═══ SUPPLIED DATA ═══
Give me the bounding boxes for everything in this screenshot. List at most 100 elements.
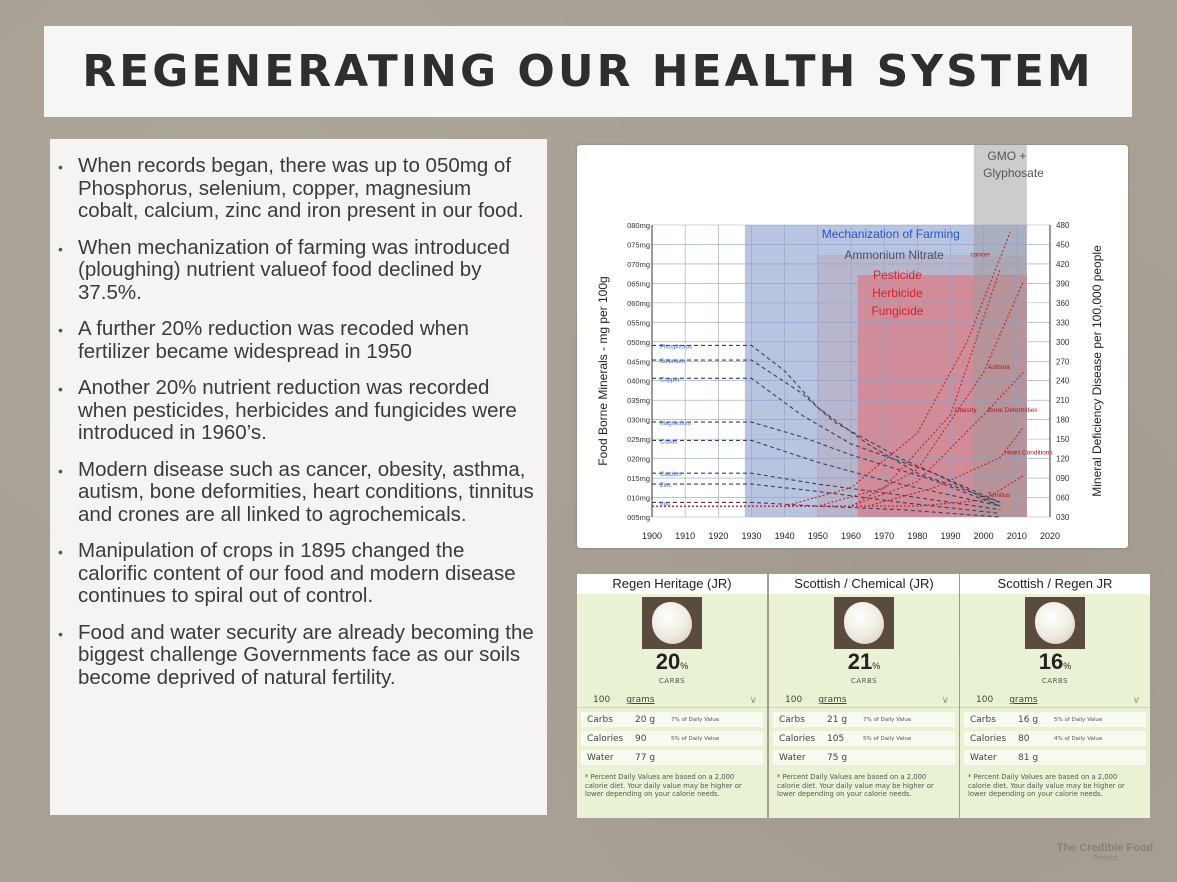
- chart-svg: 1900 1910 1920 1930 1940 1950 1960 1970 1980 1990…: [596, 145, 1104, 541]
- nutrition-card: Scottish / Chemical (JR) 21% CARBS 100 gr…: [769, 574, 959, 818]
- y-right-tick-label: 450: [1056, 240, 1070, 249]
- bullet-item: • Another 20% nutrient reduction was reco…: [58, 376, 517, 444]
- nutrient-row: Water 81 g: [964, 750, 1146, 765]
- x-tick-label: 1930: [741, 531, 761, 541]
- mineral-series-line: [652, 359, 1001, 503]
- card-title: Scottish / Regen JR: [960, 574, 1150, 594]
- mineral-series-label: Zinc: [660, 483, 671, 489]
- x-tick-label: 1940: [775, 531, 795, 541]
- disease-series-label: cancer: [970, 252, 990, 259]
- disease-series-line: [652, 426, 1024, 507]
- portion-select[interactable]: 100 grams ∨: [960, 693, 1150, 708]
- carbs-percent: 21%: [847, 649, 881, 674]
- y-right-tick-label: 330: [1056, 318, 1070, 327]
- mineral-series-line: [652, 501, 1001, 518]
- disease-series-label: Tinnitus: [988, 492, 1011, 499]
- chevron-down-icon: ∨: [749, 694, 757, 706]
- mineral-series-label: Copper: [660, 377, 680, 383]
- y-left-tick-label: 075mg: [627, 240, 650, 249]
- bullet-list: • When records began, there was up to 050…: [50, 139, 547, 689]
- nutrient-row: Water 75 g: [773, 750, 955, 765]
- y-left-tick-label: 065mg: [627, 279, 650, 288]
- era-label-glyphosate: Glyphosate: [983, 166, 1044, 180]
- x-tick-label: 2010: [1007, 531, 1027, 541]
- nutrition-card: Regen Heritage (JR) 20% CARBS 100 grams ∨ …: [577, 574, 767, 818]
- card-title: Scottish / Chemical (JR): [769, 574, 959, 594]
- y-left-tick-label: 035mg: [627, 396, 650, 405]
- bullet-panel: • When records began, there was up to 050…: [50, 139, 547, 815]
- mineral-series-line: [652, 472, 1001, 511]
- page-title: REGENERATING OUR HEALTH SYSTEM: [82, 46, 1094, 97]
- disease-series-label: Asthma: [988, 364, 1010, 371]
- disease-series-label: Obesity: [955, 407, 978, 414]
- y-right-tick-label: 090: [1056, 474, 1070, 483]
- y-right-tick-label: 060: [1056, 494, 1070, 503]
- mineral-series-line: [652, 421, 1001, 507]
- nutrition-card: Scottish / Regen JR 16% CARBS 100 grams ∨ …: [960, 574, 1150, 818]
- x-tick-label: 1900: [642, 531, 662, 541]
- carbs-label: CARBS: [1041, 677, 1069, 685]
- era-label-gmo: GMO +: [987, 149, 1026, 163]
- potato-photo: [642, 597, 702, 649]
- era-band-gmo: [973, 145, 1027, 517]
- nutrient-row: Calories 105 5% of Daily Value: [773, 731, 955, 746]
- footnote: * Percent Daily Values are based on a 2,…: [968, 773, 1125, 798]
- y-left-tick-label: 030mg: [627, 416, 650, 425]
- y-right-tick-label: 120: [1056, 455, 1070, 464]
- bullet-item: • Modern disease such as cancer, obesity,…: [58, 457, 534, 526]
- carbs-label: CARBS: [658, 677, 686, 685]
- era-label-herbicide: Herbicide: [872, 286, 923, 300]
- card-title: Regen Heritage (JR): [577, 574, 767, 594]
- nutrient-row: Water 77 g: [581, 750, 763, 765]
- mineral-series-label: Calcium: [660, 472, 682, 478]
- potato-image: [1035, 602, 1075, 644]
- mineral-series-label: Cobalt: [660, 439, 678, 445]
- y-right-tick-label: 390: [1056, 279, 1070, 288]
- portion-select[interactable]: 100 grams ∨: [577, 693, 767, 708]
- y-left-tick-label: 060mg: [627, 299, 650, 308]
- disease-series-line: [652, 232, 1011, 507]
- mineral-series-label: Selenium: [660, 359, 685, 365]
- y-right-axis-label: Mineral Deficiency Disease per 100,000 p…: [1090, 245, 1104, 497]
- y-right-tick-label: 300: [1056, 338, 1070, 347]
- mineral-series-line: [652, 344, 1001, 503]
- y-right-tick-label: 360: [1056, 299, 1070, 308]
- y-left-tick-label: 005mg: [627, 513, 650, 522]
- x-tick-label: 2020: [1040, 531, 1060, 541]
- y-left-tick-label: 010mg: [627, 494, 650, 503]
- y-right-tick-label: 150: [1056, 435, 1070, 444]
- y-right-tick-label: 480: [1056, 221, 1070, 230]
- bullet-item: • Manipulation of crops in 1895 changed t…: [58, 539, 516, 607]
- disease-series-line: [652, 268, 1001, 507]
- y-left-tick-label: 070mg: [627, 260, 650, 269]
- y-right-tick-label: 270: [1056, 357, 1070, 366]
- y-left-tick-label: 045mg: [627, 357, 650, 366]
- y-right-tick-label: 240: [1056, 377, 1070, 386]
- chevron-down-icon: ∨: [941, 694, 949, 706]
- disease-series-line: [652, 475, 1024, 507]
- carbs-label: CARBS: [850, 677, 878, 685]
- era-label-mechanization: Mechanization of Farming: [822, 227, 960, 241]
- bullet-item: • When records began, there was up to 050…: [58, 154, 524, 222]
- mineral-disease-chart: 1900 1910 1920 1930 1940 1950 1960 1970 1980 1990…: [577, 145, 1128, 548]
- title-banner: REGENERATING OUR HEALTH SYSTEM: [44, 26, 1132, 117]
- era-label-fungicide: Fungicide: [871, 304, 923, 318]
- y-left-tick-label: 015mg: [627, 474, 650, 483]
- x-tick-label: 1990: [940, 531, 960, 541]
- carbs-percent: 20%: [655, 649, 689, 674]
- mineral-series-line: [652, 377, 1001, 507]
- y-right-tick-label: 030: [1056, 513, 1070, 522]
- y-left-tick-label: 050mg: [627, 338, 650, 347]
- portion-select[interactable]: 100 grams ∨: [769, 693, 959, 708]
- y-left-tick-label: 080mg: [627, 221, 650, 230]
- y-left-tick-label: 020mg: [627, 455, 650, 464]
- y-left-tick-label: 025mg: [627, 435, 650, 444]
- x-tick-label: 1950: [808, 531, 828, 541]
- nutrient-row: Calories 90 5% of Daily Value: [581, 731, 763, 746]
- mineral-series-line: [652, 439, 1001, 507]
- bullet-item: • When mechanization of farming was intro…: [58, 235, 510, 304]
- potato-image: [652, 602, 692, 644]
- y-right-tick-label: 210: [1056, 396, 1070, 405]
- disease-series-label: Heart Conditions: [1004, 449, 1053, 456]
- potato-photo: [834, 597, 894, 649]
═══
:: TASK DESCRIPTION ::
Format every line of the records above as a JSON list of strings, one string per line, skipping blank lines and leaving out the pictures.

:: WRITTEN ANSWER ::
[
  "Give me the bounding boxes for everything in this screenshot. List at most 100 elements.",
  "- chart-svg: 1900 1910 1920 1930 1940 1950 1960 1970 1980 1990…: [596, 145, 1104, 541]",
  "- nutrition-card: Scottish / Chemical (JR) 21% CARBS 100 gr…: [769, 574, 959, 818]",
  "- y-right-tick-label: 450: [1056, 240, 1070, 249]",
  "- bullet-item: • Another 20% nutrient reduction was reco…: [58, 376, 517, 444]",
  "- nutrient-row: Water 81 g: [964, 750, 1146, 765]",
  "- x-tick-label: 1930: [741, 531, 761, 541]",
  "- mineral-series-line: [652, 359, 1001, 503]",
  "- card-title: Scottish / Regen JR: [960, 574, 1150, 594]",
  "- mineral-series-label: Zinc: [660, 483, 671, 489]",
  "- x-tick-label: 1940: [775, 531, 795, 541]",
  "- disease-series-label: cancer: [970, 252, 990, 259]",
  "- disease-series-line: [652, 426, 1024, 507]",
  "- portion-select[interactable]: 100 grams ∨: [960, 693, 1150, 708]",
  "- carbs-percent: 21%: [847, 649, 881, 674]",
  "- y-right-tick-label: 330: [1056, 318, 1070, 327]",
  "- mineral-series-line: [652, 501, 1001, 518]",
  "- disease-series-label: Tinnitus: [988, 492, 1011, 499]",
  "- chevron-down-icon: ∨: [749, 694, 757, 706]",
  "- mineral-series-label: Copper: [660, 377, 680, 383]",
  "- y-left-tick-label: 075mg: [627, 240, 650, 249]",
  "- bullet-list: • When records began, there was up to 050…: [50, 139, 547, 689]",
  "- nutrient-row: Water 75 g: [773, 750, 955, 765]",
  "- y-left-tick-label: 065mg: [627, 279, 650, 288]",
  "- era-label-glyphosate: Glyphosate: [983, 166, 1044, 180]",
  "- x-tick-label: 2010: [1007, 531, 1027, 541]",
  "- nutrition-card: Regen Heritage (JR) 20% CARBS 100 grams ∨ …: [577, 574, 767, 818]",
  "- card-title: Scottish / Chemical (JR): [769, 574, 959, 594]",
  "- y-left-tick-label: 035mg: [627, 396, 650, 405]",
  "- bullet-panel: • When records began, there was up to 050…: [50, 139, 547, 815]",
  "- mineral-series-line: [652, 472, 1001, 511]",
  "- page-title: REGENERATING OUR HEALTH SYSTEM: [82, 46, 1094, 97]",
  "- disease-series-label: Asthma: [988, 364, 1010, 371]",
  "- disease-series-label: Obesity: [955, 407, 978, 414]",
  "- y-right-tick-label: 090: [1056, 474, 1070, 483]",
  "- y-right-tick-label: 060: [1056, 494, 1070, 503]",
  "- mineral-series-line: [652, 421, 1001, 507]",
  "- nutrition-card: Scottish / Regen JR 16% CARBS 100 grams ∨ …: [960, 574, 1150, 818]",
  "- x-tick-label: 1900: [642, 531, 662, 541]",
  "- carbs-label: CARBS: [1041, 677, 1069, 685]",
  "- era-label-gmo: GMO +: [987, 149, 1026, 163]",
  "- potato-photo: [642, 597, 702, 649]",
  "- era-band-gmo: [973, 145, 1027, 517]",
  "- nutrient-row: Calories 105 5% of Daily Value: [773, 731, 955, 746]",
  "- footnote: * Percent Daily Values are based on a 2,…: [968, 773, 1125, 798]",
  "- y-left-tick-label: 030mg: [627, 416, 650, 425]",
  "- y-right-tick-label: 120: [1056, 455, 1070, 464]",
  "- bullet-item: • Modern disease such as cancer, obesity,…: [58, 457, 534, 526]",
  "- carbs-label: CARBS: [658, 677, 686, 685]",
  "- era-label-herbicide: Herbicide: [872, 286, 923, 300]",
  "- card-title: Regen Heritage (JR): [577, 574, 767, 594]",
  "- nutrient-row: Water 77 g: [581, 750, 763, 765]",
  "- mineral-series-label: Calcium: [660, 472, 682, 478]",
  "- potato-image: [1035, 602, 1075, 644]",
  "- mineral-series-label: Cobalt: [660, 439, 678, 445]",
  "- y-right-tick-label: 390: [1056, 279, 1070, 288]",
  "- portion-select[interactable]: 100 grams ∨: [577, 693, 767, 708]",
  "- y-left-tick-label: 060mg: [627, 299, 650, 308]",
  "- disease-series-line: [652, 232, 1011, 507]",
  "- mineral-series-label: Selenium: [660, 359, 685, 365]",
  "- y-right-axis-label: Mineral Deficiency Disease per 100,000 p…: [1090, 245, 1104, 497]",
  "- y-right-tick-label: 300: [1056, 338, 1070, 347]",
  "- mineral-series-line: [652, 344, 1001, 503]",
  "- y-right-tick-label: 360: [1056, 299, 1070, 308]",
  "- y-left-tick-label: 005mg: [627, 513, 650, 522]",
  "- x-tick-label: 2020: [1040, 531, 1060, 541]",
  "- y-left-tick-label: 010mg: [627, 494, 650, 503]",
  "- y-right-tick-label: 150: [1056, 435, 1070, 444]",
  "- y-right-tick-label: 480: [1056, 221, 1070, 230]",
  "- bullet-item: • Manipulation of crops in 1895 changed t…: [58, 539, 516, 607]",
  "- disease-series-line: [652, 268, 1001, 507]",
  "- y-left-tick-label: 070mg: [627, 260, 650, 269]",
  "- y-right-tick-label: 270: [1056, 357, 1070, 366]",
  "- y-left-tick-label: 045mg: [627, 357, 650, 366]",
  "- y-right-tick-label: 240: [1056, 377, 1070, 386]",
  "- chevron-down-icon: ∨: [941, 694, 949, 706]",
  "- disease-series-line: [652, 475, 1024, 507]",
  "- carbs-label: CARBS: [850, 677, 878, 685]",
  "- era-label-mechanization: Mechanization of Farming: [822, 227, 960, 241]",
  "- bullet-item: • When records began, there was up to 050…: [58, 154, 524, 222]",
  "- mineral-disease-chart: 1900 1910 1920 1930 1940 1950 1960 1970 1980 1990…: [577, 145, 1128, 548]",
  "- title-banner: REGENERATING OUR HEALTH SYSTEM: [44, 26, 1132, 117]",
  "- era-label-fungicide: Fungicide: [871, 304, 923, 318]",
  "- y-left-tick-label: 015mg: [627, 474, 650, 483]",
  "- x-tick-label: 1990: [940, 531, 960, 541]",
  "- carbs-percent: 20%: [655, 649, 689, 674]",
  "- mineral-series-line: [652, 377, 1001, 507]",
  "- y-right-tick-label: 030: [1056, 513, 1070, 522]",
  "- y-left-tick-label: 050mg: [627, 338, 650, 347]",
  "- portion-select[interactable]: 100 grams ∨: [769, 693, 959, 708]",
  "- y-left-tick-label: 080mg: [627, 221, 650, 230]",
  "- y-left-tick-label: 020mg: [627, 455, 650, 464]",
  "- y-left-tick-label: 025mg: [627, 435, 650, 444]",
  "- x-tick-label: 1950: [808, 531, 828, 541]",
  "- nutrient-row: Calories 90 5% of Daily Value: [581, 731, 763, 746]",
  "- mineral-series-line: [652, 439, 1001, 507]",
  "- bullet-item: • When mechanization of farming was intro…: [58, 235, 510, 304]",
  "- potato-image: [652, 602, 692, 644]",
  "- y-right-tick-label: 210: [1056, 396, 1070, 405]",
  "- disease-series-label: Heart Conditions: [1004, 449, 1053, 456]",
  "- potato-photo: [834, 597, 894, 649]"
]